[Data entries]
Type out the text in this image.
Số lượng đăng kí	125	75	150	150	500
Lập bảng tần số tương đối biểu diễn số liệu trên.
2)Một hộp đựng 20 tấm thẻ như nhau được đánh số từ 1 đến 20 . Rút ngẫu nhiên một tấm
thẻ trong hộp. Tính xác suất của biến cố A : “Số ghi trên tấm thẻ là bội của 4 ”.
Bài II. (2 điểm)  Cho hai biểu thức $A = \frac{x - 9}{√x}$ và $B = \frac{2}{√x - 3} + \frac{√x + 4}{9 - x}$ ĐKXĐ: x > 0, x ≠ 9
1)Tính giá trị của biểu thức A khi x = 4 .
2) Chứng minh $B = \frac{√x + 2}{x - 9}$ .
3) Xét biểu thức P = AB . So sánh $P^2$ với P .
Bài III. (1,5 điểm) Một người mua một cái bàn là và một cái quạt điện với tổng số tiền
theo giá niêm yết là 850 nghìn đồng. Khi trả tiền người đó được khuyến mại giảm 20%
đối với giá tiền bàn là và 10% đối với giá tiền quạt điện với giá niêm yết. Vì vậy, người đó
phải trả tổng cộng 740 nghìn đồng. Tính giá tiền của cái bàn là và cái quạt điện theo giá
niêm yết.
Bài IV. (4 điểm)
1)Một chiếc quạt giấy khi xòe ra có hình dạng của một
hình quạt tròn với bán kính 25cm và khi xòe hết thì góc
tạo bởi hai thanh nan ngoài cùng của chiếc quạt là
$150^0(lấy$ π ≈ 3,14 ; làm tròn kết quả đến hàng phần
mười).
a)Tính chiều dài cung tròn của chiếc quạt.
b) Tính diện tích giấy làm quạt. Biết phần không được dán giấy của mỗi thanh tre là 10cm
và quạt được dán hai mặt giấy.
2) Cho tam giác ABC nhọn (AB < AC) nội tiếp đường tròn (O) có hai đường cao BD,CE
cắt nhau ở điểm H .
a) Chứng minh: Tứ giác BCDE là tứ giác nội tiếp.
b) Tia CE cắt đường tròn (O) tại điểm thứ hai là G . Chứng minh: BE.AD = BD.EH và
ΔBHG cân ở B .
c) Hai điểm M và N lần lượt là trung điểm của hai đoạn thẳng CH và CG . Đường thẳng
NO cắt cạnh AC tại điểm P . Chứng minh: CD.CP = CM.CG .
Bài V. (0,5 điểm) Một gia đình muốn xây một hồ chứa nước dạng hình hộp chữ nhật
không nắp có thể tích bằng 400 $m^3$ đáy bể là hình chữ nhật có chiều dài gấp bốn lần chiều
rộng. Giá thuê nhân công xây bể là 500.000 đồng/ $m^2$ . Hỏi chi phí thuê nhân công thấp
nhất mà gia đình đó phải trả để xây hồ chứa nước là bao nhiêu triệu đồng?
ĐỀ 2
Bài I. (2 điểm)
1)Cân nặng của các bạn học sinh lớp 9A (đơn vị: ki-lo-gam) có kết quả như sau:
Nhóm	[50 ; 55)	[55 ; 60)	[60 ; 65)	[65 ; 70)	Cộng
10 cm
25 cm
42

Problem requirements
Only a number is needed: how many lines of the material above contain "giấy"?

The reply
3